List each line of the data in which the string "film" appears.

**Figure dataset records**
+ + +

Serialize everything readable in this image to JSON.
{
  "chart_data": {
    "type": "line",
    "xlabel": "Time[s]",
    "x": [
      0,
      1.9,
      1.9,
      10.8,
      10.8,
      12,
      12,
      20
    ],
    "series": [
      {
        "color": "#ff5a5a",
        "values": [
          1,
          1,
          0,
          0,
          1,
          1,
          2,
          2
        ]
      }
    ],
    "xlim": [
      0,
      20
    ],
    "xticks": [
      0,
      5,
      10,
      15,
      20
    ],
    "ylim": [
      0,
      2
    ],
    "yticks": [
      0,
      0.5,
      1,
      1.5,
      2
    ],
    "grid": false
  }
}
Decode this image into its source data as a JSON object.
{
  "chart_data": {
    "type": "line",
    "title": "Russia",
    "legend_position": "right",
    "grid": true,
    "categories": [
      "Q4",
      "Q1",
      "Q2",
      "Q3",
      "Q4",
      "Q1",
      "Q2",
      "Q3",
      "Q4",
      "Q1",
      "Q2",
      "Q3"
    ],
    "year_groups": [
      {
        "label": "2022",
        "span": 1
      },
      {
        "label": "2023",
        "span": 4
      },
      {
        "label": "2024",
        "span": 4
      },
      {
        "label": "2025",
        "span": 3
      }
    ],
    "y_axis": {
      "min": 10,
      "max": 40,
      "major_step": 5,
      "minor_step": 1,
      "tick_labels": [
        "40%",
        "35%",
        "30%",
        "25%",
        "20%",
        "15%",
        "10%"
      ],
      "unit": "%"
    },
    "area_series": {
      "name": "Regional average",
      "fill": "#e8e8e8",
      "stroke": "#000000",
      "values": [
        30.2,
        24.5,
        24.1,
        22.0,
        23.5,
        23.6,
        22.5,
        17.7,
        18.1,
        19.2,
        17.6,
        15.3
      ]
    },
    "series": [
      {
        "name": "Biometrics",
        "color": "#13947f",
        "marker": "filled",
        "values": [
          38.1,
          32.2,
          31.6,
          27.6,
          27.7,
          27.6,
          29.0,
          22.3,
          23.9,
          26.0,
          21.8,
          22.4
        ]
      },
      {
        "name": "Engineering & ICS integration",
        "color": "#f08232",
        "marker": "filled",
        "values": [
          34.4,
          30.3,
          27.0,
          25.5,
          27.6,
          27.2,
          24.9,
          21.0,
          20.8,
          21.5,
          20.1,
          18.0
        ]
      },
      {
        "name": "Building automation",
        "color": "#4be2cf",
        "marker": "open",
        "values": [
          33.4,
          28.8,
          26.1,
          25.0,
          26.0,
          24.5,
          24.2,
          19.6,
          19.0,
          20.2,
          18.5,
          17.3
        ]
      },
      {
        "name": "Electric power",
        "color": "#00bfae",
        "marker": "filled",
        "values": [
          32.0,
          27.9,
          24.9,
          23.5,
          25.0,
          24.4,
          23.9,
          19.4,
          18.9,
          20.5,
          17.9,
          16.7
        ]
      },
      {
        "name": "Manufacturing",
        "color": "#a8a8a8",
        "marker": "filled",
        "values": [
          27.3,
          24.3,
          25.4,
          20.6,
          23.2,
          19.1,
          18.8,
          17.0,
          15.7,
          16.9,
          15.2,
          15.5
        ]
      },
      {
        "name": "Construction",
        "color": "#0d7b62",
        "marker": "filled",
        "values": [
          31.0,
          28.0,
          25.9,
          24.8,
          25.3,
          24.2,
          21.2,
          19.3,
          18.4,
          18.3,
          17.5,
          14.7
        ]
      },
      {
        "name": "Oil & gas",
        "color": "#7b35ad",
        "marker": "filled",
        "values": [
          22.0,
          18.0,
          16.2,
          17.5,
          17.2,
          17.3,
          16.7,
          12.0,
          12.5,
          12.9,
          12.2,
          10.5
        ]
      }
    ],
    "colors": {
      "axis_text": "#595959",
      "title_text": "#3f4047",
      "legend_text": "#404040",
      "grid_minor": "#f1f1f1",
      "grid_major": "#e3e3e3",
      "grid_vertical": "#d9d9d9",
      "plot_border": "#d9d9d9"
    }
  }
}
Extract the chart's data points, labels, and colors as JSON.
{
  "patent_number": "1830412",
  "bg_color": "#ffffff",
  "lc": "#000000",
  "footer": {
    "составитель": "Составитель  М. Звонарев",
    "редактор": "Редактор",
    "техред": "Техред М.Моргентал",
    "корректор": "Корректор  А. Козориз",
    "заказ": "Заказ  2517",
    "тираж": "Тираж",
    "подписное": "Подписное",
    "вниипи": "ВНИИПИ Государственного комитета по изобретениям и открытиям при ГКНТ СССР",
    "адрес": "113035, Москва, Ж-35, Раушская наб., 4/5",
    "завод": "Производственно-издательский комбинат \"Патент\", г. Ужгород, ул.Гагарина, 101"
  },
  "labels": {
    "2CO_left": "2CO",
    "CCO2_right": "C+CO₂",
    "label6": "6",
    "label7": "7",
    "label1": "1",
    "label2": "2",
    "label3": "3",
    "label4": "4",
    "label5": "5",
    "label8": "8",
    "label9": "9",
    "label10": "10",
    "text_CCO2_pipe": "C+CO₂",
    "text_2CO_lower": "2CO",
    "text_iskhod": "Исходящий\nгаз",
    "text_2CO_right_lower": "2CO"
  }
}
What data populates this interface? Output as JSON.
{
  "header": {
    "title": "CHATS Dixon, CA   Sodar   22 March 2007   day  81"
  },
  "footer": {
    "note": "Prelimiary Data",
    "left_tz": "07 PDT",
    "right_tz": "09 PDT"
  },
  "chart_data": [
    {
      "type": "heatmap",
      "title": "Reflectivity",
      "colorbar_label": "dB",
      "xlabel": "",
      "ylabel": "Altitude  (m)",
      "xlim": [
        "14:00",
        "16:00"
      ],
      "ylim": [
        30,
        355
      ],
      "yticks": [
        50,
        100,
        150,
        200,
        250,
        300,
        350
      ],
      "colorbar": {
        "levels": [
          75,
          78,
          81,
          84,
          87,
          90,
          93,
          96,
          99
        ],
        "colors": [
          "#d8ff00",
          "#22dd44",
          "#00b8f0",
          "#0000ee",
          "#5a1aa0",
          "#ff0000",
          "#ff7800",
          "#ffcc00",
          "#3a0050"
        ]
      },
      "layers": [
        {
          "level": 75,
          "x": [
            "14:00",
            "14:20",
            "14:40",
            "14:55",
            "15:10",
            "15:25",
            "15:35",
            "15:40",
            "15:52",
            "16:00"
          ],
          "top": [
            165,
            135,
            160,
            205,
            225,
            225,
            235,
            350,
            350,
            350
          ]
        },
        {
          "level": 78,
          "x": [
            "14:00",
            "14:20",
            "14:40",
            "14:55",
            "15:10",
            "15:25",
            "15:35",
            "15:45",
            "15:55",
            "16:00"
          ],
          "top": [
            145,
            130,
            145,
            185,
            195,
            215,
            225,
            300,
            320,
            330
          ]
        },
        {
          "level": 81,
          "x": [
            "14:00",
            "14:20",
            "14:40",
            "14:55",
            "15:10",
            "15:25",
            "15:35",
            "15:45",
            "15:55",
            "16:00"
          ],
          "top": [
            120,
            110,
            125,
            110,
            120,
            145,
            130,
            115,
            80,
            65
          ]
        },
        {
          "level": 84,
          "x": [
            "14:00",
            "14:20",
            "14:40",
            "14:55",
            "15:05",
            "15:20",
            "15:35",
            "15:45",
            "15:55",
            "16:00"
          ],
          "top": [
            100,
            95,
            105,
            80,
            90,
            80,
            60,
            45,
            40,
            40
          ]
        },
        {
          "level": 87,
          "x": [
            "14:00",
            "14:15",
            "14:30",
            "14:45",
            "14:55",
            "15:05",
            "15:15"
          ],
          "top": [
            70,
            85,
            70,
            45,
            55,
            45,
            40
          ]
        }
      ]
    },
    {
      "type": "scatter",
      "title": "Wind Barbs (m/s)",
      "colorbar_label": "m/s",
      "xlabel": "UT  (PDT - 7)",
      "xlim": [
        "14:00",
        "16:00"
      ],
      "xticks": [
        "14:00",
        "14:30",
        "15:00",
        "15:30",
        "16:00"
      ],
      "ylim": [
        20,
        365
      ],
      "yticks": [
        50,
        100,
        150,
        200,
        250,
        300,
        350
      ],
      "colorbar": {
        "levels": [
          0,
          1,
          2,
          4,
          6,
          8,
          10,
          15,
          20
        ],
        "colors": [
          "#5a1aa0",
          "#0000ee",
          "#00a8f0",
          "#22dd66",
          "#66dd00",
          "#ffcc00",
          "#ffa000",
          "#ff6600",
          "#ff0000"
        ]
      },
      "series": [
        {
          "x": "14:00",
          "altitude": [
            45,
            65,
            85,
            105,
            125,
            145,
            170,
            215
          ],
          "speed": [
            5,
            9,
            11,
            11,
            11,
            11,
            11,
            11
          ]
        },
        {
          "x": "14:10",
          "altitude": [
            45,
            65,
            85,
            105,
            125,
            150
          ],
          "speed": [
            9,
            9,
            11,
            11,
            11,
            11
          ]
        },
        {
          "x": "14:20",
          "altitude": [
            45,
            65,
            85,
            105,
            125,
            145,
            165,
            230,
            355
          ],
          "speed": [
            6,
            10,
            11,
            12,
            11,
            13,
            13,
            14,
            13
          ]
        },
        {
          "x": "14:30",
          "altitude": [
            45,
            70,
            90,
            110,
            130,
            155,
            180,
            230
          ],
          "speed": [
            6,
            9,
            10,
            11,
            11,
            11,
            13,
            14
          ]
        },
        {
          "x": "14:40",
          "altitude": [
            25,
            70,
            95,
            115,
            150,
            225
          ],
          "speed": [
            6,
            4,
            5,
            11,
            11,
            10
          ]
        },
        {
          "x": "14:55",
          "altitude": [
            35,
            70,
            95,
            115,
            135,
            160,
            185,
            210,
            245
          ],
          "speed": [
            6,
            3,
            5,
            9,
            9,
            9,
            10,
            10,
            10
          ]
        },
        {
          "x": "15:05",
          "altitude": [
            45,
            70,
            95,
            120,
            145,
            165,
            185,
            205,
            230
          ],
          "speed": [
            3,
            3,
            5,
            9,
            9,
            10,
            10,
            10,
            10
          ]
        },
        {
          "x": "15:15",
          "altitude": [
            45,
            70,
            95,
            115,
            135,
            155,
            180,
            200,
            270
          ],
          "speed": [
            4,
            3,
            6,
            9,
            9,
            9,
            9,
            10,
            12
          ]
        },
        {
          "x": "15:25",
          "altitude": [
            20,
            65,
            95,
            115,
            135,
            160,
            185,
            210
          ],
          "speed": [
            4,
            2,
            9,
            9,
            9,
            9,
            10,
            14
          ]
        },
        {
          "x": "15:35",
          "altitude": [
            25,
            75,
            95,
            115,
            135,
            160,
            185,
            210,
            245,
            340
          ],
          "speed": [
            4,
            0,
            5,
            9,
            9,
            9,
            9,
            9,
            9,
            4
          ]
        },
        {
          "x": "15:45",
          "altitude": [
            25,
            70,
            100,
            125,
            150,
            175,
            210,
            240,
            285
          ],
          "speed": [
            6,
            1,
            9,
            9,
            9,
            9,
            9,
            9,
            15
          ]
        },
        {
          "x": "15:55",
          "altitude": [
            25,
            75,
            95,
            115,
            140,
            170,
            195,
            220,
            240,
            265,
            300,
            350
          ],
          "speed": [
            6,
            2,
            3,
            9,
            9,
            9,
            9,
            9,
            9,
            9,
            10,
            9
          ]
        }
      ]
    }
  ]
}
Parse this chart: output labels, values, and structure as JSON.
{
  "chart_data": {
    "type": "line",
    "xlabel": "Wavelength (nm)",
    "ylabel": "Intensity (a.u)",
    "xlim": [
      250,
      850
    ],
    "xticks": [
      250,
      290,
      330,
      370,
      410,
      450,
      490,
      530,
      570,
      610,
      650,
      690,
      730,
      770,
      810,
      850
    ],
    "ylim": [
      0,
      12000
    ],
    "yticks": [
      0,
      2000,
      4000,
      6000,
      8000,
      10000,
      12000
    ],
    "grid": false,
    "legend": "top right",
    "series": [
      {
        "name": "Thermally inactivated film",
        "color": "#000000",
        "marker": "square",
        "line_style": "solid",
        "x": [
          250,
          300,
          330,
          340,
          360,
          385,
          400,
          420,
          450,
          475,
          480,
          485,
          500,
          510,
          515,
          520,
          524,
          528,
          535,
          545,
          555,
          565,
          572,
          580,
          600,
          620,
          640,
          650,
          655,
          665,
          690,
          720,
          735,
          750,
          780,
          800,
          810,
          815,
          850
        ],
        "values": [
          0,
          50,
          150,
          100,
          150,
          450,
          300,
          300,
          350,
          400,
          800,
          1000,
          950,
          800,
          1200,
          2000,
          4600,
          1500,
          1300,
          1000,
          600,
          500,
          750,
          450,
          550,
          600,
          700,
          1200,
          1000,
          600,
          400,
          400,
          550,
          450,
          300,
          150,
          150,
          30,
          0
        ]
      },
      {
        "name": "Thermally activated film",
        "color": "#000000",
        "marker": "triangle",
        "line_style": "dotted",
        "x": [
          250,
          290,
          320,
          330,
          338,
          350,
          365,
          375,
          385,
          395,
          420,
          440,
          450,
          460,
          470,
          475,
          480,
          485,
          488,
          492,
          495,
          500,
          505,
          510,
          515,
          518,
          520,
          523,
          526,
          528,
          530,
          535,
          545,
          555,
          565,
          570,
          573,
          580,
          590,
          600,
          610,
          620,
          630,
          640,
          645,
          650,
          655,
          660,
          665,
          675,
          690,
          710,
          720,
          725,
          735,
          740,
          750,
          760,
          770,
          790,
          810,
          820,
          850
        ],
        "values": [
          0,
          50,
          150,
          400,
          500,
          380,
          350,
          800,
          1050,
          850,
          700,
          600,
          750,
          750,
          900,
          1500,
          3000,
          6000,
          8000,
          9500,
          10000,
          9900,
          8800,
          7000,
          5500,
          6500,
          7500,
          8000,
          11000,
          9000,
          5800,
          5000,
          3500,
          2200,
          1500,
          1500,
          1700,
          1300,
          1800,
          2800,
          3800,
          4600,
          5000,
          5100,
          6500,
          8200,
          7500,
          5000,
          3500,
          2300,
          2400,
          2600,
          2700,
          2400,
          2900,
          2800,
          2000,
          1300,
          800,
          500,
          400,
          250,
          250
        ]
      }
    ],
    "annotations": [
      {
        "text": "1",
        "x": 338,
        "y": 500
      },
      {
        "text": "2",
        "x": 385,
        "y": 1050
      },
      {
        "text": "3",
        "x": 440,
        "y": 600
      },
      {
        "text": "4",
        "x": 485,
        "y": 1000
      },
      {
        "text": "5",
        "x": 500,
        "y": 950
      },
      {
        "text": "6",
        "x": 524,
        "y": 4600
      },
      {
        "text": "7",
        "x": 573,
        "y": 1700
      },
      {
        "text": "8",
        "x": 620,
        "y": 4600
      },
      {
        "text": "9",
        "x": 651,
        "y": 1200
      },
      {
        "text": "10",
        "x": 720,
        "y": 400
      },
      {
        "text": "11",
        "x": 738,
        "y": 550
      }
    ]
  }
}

+ + +

**Output for this exercise**
        "name": "Thermally inactivated film",
        "name": "Thermally activated film",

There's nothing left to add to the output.